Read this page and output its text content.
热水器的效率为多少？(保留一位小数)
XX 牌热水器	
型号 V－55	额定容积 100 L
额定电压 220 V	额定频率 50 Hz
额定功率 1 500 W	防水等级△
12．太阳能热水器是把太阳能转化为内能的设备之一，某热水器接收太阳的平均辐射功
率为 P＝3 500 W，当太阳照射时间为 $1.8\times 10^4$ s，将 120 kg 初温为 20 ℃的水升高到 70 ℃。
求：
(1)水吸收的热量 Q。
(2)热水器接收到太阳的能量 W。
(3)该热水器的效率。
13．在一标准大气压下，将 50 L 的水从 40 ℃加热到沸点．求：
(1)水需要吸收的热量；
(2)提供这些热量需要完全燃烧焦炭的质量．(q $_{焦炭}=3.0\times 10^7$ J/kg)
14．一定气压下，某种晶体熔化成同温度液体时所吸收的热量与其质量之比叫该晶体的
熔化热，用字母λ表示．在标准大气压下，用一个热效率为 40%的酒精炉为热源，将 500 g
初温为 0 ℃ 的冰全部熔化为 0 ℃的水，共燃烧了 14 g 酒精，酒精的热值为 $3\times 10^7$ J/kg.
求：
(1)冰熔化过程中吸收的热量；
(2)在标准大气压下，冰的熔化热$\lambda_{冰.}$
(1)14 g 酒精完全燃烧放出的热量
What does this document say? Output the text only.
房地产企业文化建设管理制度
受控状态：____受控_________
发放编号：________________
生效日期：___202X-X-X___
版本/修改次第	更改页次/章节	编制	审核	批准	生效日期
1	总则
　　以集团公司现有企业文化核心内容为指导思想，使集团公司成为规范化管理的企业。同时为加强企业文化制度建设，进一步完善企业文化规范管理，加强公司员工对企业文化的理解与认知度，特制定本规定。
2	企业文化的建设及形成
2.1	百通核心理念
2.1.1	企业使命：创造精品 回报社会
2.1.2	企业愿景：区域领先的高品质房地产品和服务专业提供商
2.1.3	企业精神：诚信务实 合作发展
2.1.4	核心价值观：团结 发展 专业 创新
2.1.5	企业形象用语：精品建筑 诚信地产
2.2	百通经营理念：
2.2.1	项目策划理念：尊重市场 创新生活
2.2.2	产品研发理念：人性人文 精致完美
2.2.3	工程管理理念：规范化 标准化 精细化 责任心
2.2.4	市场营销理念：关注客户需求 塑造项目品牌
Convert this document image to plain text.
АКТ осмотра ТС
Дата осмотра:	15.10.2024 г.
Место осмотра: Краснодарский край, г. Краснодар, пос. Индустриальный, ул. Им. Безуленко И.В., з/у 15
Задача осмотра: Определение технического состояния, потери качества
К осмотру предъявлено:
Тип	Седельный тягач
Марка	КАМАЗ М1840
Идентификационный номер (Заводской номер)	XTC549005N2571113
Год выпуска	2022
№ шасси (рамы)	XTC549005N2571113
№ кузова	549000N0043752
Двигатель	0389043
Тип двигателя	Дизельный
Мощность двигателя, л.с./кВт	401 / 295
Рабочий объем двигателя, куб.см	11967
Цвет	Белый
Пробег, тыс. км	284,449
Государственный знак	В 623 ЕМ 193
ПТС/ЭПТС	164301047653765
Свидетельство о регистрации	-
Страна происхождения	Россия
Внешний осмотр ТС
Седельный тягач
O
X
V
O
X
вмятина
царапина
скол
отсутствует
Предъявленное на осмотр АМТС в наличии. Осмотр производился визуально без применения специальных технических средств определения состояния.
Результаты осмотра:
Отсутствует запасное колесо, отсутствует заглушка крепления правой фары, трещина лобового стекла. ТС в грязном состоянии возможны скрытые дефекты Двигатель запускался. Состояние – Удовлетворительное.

────────────────────────────────────────

WHAT YOU ARE ASKED TO DO: Reproduce all of the material above word for word.

WRITTEN SOLUTION:
Read this page and output its text content.
热水器的效率为多少？(保留一位小数)
XX 牌热水器	
型号 V－55	额定容积 100 L
额定电压 220 V	额定频率 50 Hz
额定功率 1 500 W	防水等级△
12．太阳能热水器是把太阳能转化为内能的设备之一，某热水器接收太阳的平均辐射功
率为 P＝3 500 W，当太阳照射时间为 $1.8\times 10^4$ s，将 120 kg 初温为 20 ℃的水升高到 70 ℃。
求：
(1)水吸收的热量 Q。
(2)热水器接收到太阳的能量 W。
(3)该热水器的效率。
13．在一标准大气压下，将 50 L 的水从 40 ℃加热到沸点．求：
(1)水需要吸收的热量；
(2)提供这些热量需要完全燃烧焦炭的质量．(q $_{焦炭}=3.0\times 10^7$ J/kg)
14．一定气压下，某种晶体熔化成同温度液体时所吸收的热量与其质量之比叫该晶体的
熔化热，用字母λ表示．在标准大气压下，用一个热效率为 40%的酒精炉为热源，将 500 g
初温为 0 ℃ 的冰全部熔化为 0 ℃的水，共燃烧了 14 g 酒精，酒精的热值为 $3\times 10^7$ J/kg.
求：
(1)冰熔化过程中吸收的热量；
(2)在标准大气压下，冰的熔化热$\lambda_{冰.}$
(1)14 g 酒精完全燃烧放出的热量
What does this document say? Output the text only.
房地产企业文化建设管理制度
受控状态：____受控_________
发放编号：________________
生效日期：___202X-X-X___
版本/修改次第	更改页次/章节	编制	审核	批准	生效日期
1	总则
　　以集团公司现有企业文化核心内容为指导思想，使集团公司成为规范化管理的企业。同时为加强企业文化制度建设，进一步完善企业文化规范管理，加强公司员工对企业文化的理解与认知度，特制定本规定。
2	企业文化的建设及形成
2.1	百通核心理念
2.1.1	企业使命：创造精品 回报社会
2.1.2	企业愿景：区域领先的高品质房地产品和服务专业提供商
2.1.3	企业精神：诚信务实 合作发展
2.1.4	核心价值观：团结 发展 专业 创新
2.1.5	企业形象用语：精品建筑 诚信地产
2.2	百通经营理念：
2.2.1	项目策划理念：尊重市场 创新生活
2.2.2	产品研发理念：人性人文 精致完美
2.2.3	工程管理理念：规范化 标准化 精细化 责任心
2.2.4	市场营销理念：关注客户需求 塑造项目品牌
Convert this document image to plain text.
АКТ осмотра ТС
Дата осмотра:	15.10.2024 г.
Место осмотра: Краснодарский край, г. Краснодар, пос. Индустриальный, ул. Им. Безуленко И.В., з/у 15
Задача осмотра: Определение технического состояния, потери качества
К осмотру предъявлено:
Тип	Седельный тягач
Марка	КАМАЗ М1840
Идентификационный номер (Заводской номер)	XTC549005N2571113
Год выпуска	2022
№ шасси (рамы)	XTC549005N2571113
№ кузова	549000N0043752
Двигатель	0389043
Тип двигателя	Дизельный
Мощность двигателя, л.с./кВт	401 / 295
Рабочий объем двигателя, куб.см	11967
Цвет	Белый
Пробег, тыс. км	284,449
Государственный знак	В 623 ЕМ 193
ПТС/ЭПТС	164301047653765
Свидетельство о регистрации	-
Страна происхождения	Россия
Внешний осмотр ТС
Седельный тягач
O
X
V
O
X
вмятина
царапина
скол
отсутствует
Предъявленное на осмотр АМТС в наличии. Осмотр производился визуально без применения специальных технических средств определения состояния.
Результаты осмотра:
Отсутствует запасное колесо, отсутствует заглушка крепления правой фары, трещина лобового стекла. ТС в грязном состоянии возможны скрытые дефекты Двигатель запускался. Состояние – Удовлетворительное.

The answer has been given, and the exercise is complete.